TASK OBJECTIVE: Copy out all lines that hold "display".

[A block of data]
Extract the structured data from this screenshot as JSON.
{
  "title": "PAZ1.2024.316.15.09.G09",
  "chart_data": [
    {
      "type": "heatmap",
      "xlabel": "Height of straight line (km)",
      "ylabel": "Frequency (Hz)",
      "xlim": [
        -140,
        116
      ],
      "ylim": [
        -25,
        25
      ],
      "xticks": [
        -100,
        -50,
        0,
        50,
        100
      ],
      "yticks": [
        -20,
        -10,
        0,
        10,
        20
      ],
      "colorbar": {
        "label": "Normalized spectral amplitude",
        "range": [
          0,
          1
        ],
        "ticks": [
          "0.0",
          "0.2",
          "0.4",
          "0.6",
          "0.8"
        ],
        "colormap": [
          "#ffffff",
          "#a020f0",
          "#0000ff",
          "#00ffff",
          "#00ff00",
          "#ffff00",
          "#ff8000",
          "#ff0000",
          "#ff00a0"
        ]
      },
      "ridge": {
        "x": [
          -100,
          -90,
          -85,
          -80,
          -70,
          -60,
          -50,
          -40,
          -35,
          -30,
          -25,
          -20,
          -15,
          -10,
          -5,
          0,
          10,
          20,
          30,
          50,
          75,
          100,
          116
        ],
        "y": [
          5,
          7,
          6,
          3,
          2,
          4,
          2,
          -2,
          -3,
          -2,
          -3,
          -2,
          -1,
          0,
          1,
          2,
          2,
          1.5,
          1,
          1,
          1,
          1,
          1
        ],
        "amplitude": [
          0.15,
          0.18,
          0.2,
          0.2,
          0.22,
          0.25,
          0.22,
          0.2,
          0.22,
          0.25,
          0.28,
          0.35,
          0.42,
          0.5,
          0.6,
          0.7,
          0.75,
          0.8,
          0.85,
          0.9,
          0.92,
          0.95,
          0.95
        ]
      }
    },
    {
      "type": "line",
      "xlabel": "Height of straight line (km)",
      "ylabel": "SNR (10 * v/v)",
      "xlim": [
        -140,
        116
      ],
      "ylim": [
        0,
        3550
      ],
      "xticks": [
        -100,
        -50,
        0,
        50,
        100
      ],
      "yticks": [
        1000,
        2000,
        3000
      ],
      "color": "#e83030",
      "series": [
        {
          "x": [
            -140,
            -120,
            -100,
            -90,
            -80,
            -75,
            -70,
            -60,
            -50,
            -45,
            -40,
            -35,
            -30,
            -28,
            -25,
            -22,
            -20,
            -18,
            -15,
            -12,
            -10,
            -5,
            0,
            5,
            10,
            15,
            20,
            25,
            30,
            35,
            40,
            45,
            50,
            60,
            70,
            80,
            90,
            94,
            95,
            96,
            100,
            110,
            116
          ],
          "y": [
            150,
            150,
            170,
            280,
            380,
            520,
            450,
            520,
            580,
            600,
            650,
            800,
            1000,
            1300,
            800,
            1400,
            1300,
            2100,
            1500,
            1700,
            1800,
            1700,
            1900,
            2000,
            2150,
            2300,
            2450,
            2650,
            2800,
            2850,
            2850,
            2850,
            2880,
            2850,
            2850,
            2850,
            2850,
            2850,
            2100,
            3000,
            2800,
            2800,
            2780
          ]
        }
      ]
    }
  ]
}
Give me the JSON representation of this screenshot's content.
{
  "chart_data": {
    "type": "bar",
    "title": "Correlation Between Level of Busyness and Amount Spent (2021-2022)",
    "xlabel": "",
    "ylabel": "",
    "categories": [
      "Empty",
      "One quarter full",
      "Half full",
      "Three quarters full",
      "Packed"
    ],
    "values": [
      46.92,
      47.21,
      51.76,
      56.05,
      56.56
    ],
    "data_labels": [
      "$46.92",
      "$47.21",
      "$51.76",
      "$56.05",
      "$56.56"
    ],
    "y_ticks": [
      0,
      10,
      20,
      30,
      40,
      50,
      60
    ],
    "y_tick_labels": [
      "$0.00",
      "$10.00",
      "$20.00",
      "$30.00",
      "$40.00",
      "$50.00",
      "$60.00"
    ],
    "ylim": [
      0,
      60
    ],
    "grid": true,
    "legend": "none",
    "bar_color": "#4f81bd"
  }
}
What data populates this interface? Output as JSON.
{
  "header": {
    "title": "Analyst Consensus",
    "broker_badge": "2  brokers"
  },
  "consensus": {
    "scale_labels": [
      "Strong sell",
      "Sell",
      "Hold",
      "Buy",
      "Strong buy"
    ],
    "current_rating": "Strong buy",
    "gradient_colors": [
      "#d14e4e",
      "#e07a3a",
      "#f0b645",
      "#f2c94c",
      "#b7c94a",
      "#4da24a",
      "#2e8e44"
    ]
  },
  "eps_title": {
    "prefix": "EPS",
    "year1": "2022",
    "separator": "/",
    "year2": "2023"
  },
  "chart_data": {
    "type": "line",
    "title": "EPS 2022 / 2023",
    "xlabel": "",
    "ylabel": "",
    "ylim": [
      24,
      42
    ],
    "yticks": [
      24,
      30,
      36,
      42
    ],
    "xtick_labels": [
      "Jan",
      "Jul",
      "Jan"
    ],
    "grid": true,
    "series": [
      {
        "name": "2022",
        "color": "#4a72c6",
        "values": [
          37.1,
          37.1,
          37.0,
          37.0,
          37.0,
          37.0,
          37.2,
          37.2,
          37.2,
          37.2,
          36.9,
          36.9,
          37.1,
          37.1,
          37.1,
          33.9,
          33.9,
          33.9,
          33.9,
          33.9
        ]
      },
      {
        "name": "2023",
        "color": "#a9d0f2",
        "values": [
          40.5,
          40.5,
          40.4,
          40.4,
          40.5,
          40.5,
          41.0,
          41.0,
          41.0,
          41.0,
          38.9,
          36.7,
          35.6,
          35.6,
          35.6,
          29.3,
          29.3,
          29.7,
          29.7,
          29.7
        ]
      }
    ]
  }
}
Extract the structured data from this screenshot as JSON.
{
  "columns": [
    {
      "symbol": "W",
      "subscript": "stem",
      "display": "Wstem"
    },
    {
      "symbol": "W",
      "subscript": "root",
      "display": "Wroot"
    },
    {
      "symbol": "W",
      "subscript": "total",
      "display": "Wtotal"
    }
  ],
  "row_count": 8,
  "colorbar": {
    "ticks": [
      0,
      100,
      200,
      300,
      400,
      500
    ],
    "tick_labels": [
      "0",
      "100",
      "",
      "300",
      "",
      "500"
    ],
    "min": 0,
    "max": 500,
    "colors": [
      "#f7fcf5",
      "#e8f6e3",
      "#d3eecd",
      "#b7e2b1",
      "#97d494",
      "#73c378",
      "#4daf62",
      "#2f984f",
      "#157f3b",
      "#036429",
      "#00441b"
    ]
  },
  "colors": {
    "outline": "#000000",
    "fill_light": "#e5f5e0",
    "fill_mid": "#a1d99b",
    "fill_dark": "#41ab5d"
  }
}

EXERCISE ANSWER:
      "display": "Wstem"
      "display": "Wroot"
      "display": "Wtotal"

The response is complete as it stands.